Raw records:

------------------------------------------------------------

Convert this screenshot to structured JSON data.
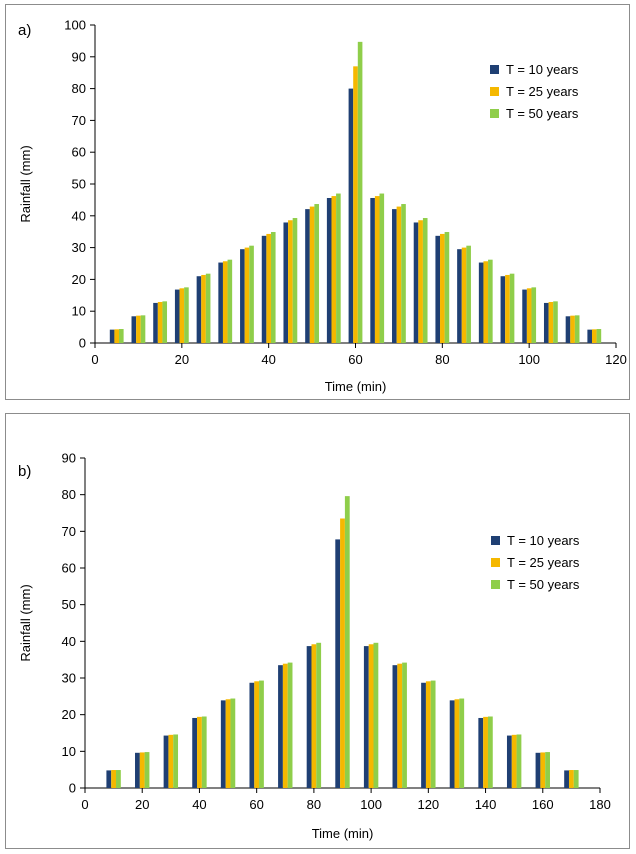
{
  "chart_data": [
    {
      "type": "bar",
      "panel_label": "a)",
      "title": "",
      "xlabel": "Time (min)",
      "ylabel": "Rainfall (mm)",
      "xlim": [
        0,
        120
      ],
      "ylim": [
        0,
        100
      ],
      "xticks": [
        0,
        20,
        40,
        60,
        80,
        100,
        120
      ],
      "yticks": [
        0,
        10,
        20,
        30,
        40,
        50,
        60,
        70,
        80,
        90,
        100
      ],
      "grid": false,
      "legend_position": "right",
      "x": [
        5,
        10,
        15,
        20,
        25,
        30,
        35,
        40,
        45,
        50,
        55,
        60,
        65,
        70,
        75,
        80,
        85,
        90,
        95,
        100,
        105,
        110,
        115
      ],
      "series": [
        {
          "name": "T = 10 years",
          "color": "#1f3f73",
          "values": [
            4.2,
            8.4,
            12.6,
            16.8,
            21.0,
            25.3,
            29.5,
            33.7,
            37.9,
            42.1,
            45.6,
            80.0,
            45.6,
            42.1,
            37.9,
            33.7,
            29.5,
            25.3,
            21.0,
            16.8,
            12.6,
            8.4,
            4.2
          ]
        },
        {
          "name": "T = 25 years",
          "color": "#f5b800",
          "values": [
            4.3,
            8.6,
            12.9,
            17.2,
            21.4,
            25.7,
            30.0,
            34.3,
            38.6,
            42.9,
            46.2,
            87.0,
            46.2,
            42.9,
            38.6,
            34.3,
            30.0,
            25.7,
            21.4,
            17.2,
            12.9,
            8.6,
            4.3
          ]
        },
        {
          "name": "T = 50 years",
          "color": "#8fce4a",
          "values": [
            4.4,
            8.7,
            13.1,
            17.5,
            21.8,
            26.2,
            30.6,
            34.9,
            39.3,
            43.7,
            47.0,
            94.7,
            47.0,
            43.7,
            39.3,
            34.9,
            30.6,
            26.2,
            21.8,
            17.5,
            13.1,
            8.7,
            4.4
          ]
        }
      ]
    },
    {
      "type": "bar",
      "panel_label": "b)",
      "title": "",
      "xlabel": "Time (min)",
      "ylabel": "Rainfall (mm)",
      "xlim": [
        0,
        180
      ],
      "ylim": [
        0,
        90
      ],
      "xticks": [
        0,
        20,
        40,
        60,
        80,
        100,
        120,
        140,
        160,
        180
      ],
      "yticks": [
        0,
        10,
        20,
        30,
        40,
        50,
        60,
        70,
        80,
        90
      ],
      "grid": false,
      "legend_position": "right",
      "x": [
        10,
        20,
        30,
        40,
        50,
        60,
        70,
        80,
        90,
        100,
        110,
        120,
        130,
        140,
        150,
        160,
        170
      ],
      "series": [
        {
          "name": "T = 10 years",
          "color": "#1f3f73",
          "values": [
            4.8,
            9.6,
            14.3,
            19.1,
            23.9,
            28.7,
            33.5,
            38.7,
            67.8,
            38.7,
            33.5,
            28.7,
            23.9,
            19.1,
            14.3,
            9.6,
            4.8
          ]
        },
        {
          "name": "T = 25 years",
          "color": "#f5b800",
          "values": [
            4.9,
            9.7,
            14.5,
            19.4,
            24.2,
            29.1,
            33.9,
            39.2,
            73.5,
            39.2,
            33.9,
            29.1,
            24.2,
            19.4,
            14.5,
            9.7,
            4.9
          ]
        },
        {
          "name": "T = 50 years",
          "color": "#8fce4a",
          "values": [
            4.9,
            9.8,
            14.6,
            19.5,
            24.4,
            29.3,
            34.2,
            39.6,
            79.6,
            39.6,
            34.2,
            29.3,
            24.4,
            19.5,
            14.6,
            9.8,
            4.9
          ]
        }
      ]
    }
  ]
}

------------------------------------------------------------

EXERCISE OBJECTIVE | Copy the records above exactly, leaving out every picture.

WRITTEN ANSWER |
Convert this screenshot to structured JSON data.
{
  "chart_data": [
    {
      "type": "bar",
      "panel_label": "a)",
      "title": "",
      "xlabel": "Time (min)",
      "ylabel": "Rainfall (mm)",
      "xlim": [
        0,
        120
      ],
      "ylim": [
        0,
        100
      ],
      "xticks": [
        0,
        20,
        40,
        60,
        80,
        100,
        120
      ],
      "yticks": [
        0,
        10,
        20,
        30,
        40,
        50,
        60,
        70,
        80,
        90,
        100
      ],
      "grid": false,
      "legend_position": "right",
      "x": [
        5,
        10,
        15,
        20,
        25,
        30,
        35,
        40,
        45,
        50,
        55,
        60,
        65,
        70,
        75,
        80,
        85,
        90,
        95,
        100,
        105,
        110,
        115
      ],
      "series": [
        {
          "name": "T = 10 years",
          "color": "#1f3f73",
          "values": [
            4.2,
            8.4,
            12.6,
            16.8,
            21.0,
            25.3,
            29.5,
            33.7,
            37.9,
            42.1,
            45.6,
            80.0,
            45.6,
            42.1,
            37.9,
            33.7,
            29.5,
            25.3,
            21.0,
            16.8,
            12.6,
            8.4,
            4.2
          ]
        },
        {
          "name": "T = 25 years",
          "color": "#f5b800",
          "values": [
            4.3,
            8.6,
            12.9,
            17.2,
            21.4,
            25.7,
            30.0,
            34.3,
            38.6,
            42.9,
            46.2,
            87.0,
            46.2,
            42.9,
            38.6,
            34.3,
            30.0,
            25.7,
            21.4,
            17.2,
            12.9,
            8.6,
            4.3
          ]
        },
        {
          "name": "T = 50 years",
          "color": "#8fce4a",
          "values": [
            4.4,
            8.7,
            13.1,
            17.5,
            21.8,
            26.2,
            30.6,
            34.9,
            39.3,
            43.7,
            47.0,
            94.7,
            47.0,
            43.7,
            39.3,
            34.9,
            30.6,
            26.2,
            21.8,
            17.5,
            13.1,
            8.7,
            4.4
          ]
        }
      ]
    },
    {
      "type": "bar",
      "panel_label": "b)",
      "title": "",
      "xlabel": "Time (min)",
      "ylabel": "Rainfall (mm)",
      "xlim": [
        0,
        180
      ],
      "ylim": [
        0,
        90
      ],
      "xticks": [
        0,
        20,
        40,
        60,
        80,
        100,
        120,
        140,
        160,
        180
      ],
      "yticks": [
        0,
        10,
        20,
        30,
        40,
        50,
        60,
        70,
        80,
        90
      ],
      "grid": false,
      "legend_position": "right",
      "x": [
        10,
        20,
        30,
        40,
        50,
        60,
        70,
        80,
        90,
        100,
        110,
        120,
        130,
        140,
        150,
        160,
        170
      ],
      "series": [
        {
          "name": "T = 10 years",
          "color": "#1f3f73",
          "values": [
            4.8,
            9.6,
            14.3,
            19.1,
            23.9,
            28.7,
            33.5,
            38.7,
            67.8,
            38.7,
            33.5,
            28.7,
            23.9,
            19.1,
            14.3,
            9.6,
            4.8
          ]
        },
        {
          "name": "T = 25 years",
          "color": "#f5b800",
          "values": [
            4.9,
            9.7,
            14.5,
            19.4,
            24.2,
            29.1,
            33.9,
            39.2,
            73.5,
            39.2,
            33.9,
            29.1,
            24.2,
            19.4,
            14.5,
            9.7,
            4.9
          ]
        },
        {
          "name": "T = 50 years",
          "color": "#8fce4a",
          "values": [
            4.9,
            9.8,
            14.6,
            19.5,
            24.4,
            29.3,
            34.2,
            39.6,
            79.6,
            39.6,
            34.2,
            29.3,
            24.4,
            19.5,
            14.6,
            9.8,
            4.9
          ]
        }
      ]
    }
  ]
}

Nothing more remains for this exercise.